→ **Problem requirements**
Write out each record again exactly as it stands.

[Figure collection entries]
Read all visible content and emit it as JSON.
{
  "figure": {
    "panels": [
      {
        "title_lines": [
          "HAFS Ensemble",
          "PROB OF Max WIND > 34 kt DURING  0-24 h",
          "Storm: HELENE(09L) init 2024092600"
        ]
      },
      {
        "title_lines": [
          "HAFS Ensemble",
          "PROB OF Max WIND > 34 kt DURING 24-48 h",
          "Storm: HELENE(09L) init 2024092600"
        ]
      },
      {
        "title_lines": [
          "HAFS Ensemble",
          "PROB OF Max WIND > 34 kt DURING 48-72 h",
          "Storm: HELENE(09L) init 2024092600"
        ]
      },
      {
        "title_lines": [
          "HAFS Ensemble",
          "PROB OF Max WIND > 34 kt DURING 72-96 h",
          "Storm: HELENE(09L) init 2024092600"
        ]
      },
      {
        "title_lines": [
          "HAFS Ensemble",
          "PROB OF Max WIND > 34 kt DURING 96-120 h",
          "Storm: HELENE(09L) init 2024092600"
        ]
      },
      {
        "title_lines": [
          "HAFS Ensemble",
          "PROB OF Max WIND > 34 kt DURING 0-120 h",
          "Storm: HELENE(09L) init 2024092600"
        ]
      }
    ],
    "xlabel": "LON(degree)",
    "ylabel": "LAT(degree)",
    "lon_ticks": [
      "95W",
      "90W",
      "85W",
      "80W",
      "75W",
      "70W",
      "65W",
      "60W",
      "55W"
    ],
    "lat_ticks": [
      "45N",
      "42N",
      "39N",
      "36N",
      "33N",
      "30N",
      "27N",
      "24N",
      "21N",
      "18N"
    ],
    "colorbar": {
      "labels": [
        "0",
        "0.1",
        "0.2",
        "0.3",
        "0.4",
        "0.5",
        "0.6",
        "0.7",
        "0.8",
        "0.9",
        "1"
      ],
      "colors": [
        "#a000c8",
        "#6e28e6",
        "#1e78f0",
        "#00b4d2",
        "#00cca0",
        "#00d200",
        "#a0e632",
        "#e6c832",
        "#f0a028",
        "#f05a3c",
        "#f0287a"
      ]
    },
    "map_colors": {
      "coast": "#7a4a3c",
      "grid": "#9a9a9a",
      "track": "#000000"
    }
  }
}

→ **Solution**
Read all visible content and emit it as JSON.
{
  "figure": {
    "panels": [
      {
        "title_lines": [
          "HAFS Ensemble",
          "PROB OF Max WIND > 34 kt DURING  0-24 h",
          "Storm: HELENE(09L) init 2024092600"
        ]
      },
      {
        "title_lines": [
          "HAFS Ensemble",
          "PROB OF Max WIND > 34 kt DURING 24-48 h",
          "Storm: HELENE(09L) init 2024092600"
        ]
      },
      {
        "title_lines": [
          "HAFS Ensemble",
          "PROB OF Max WIND > 34 kt DURING 48-72 h",
          "Storm: HELENE(09L) init 2024092600"
        ]
      },
      {
        "title_lines": [
          "HAFS Ensemble",
          "PROB OF Max WIND > 34 kt DURING 72-96 h",
          "Storm: HELENE(09L) init 2024092600"
        ]
      },
      {
        "title_lines": [
          "HAFS Ensemble",
          "PROB OF Max WIND > 34 kt DURING 96-120 h",
          "Storm: HELENE(09L) init 2024092600"
        ]
      },
      {
        "title_lines": [
          "HAFS Ensemble",
          "PROB OF Max WIND > 34 kt DURING 0-120 h",
          "Storm: HELENE(09L) init 2024092600"
        ]
      }
    ],
    "xlabel": "LON(degree)",
    "ylabel": "LAT(degree)",
    "lon_ticks": [
      "95W",
      "90W",
      "85W",
      "80W",
      "75W",
      "70W",
      "65W",
      "60W",
      "55W"
    ],
    "lat_ticks": [
      "45N",
      "42N",
      "39N",
      "36N",
      "33N",
      "30N",
      "27N",
      "24N",
      "21N",
      "18N"
    ],
    "colorbar": {
      "labels": [
        "0",
        "0.1",
        "0.2",
        "0.3",
        "0.4",
        "0.5",
        "0.6",
        "0.7",
        "0.8",
        "0.9",
        "1"
      ],
      "colors": [
        "#a000c8",
        "#6e28e6",
        "#1e78f0",
        "#00b4d2",
        "#00cca0",
        "#00d200",
        "#a0e632",
        "#e6c832",
        "#f0a028",
        "#f05a3c",
        "#f0287a"
      ]
    },
    "map_colors": {
      "coast": "#7a4a3c",
      "grid": "#9a9a9a",
      "track": "#000000"
    }
  }
}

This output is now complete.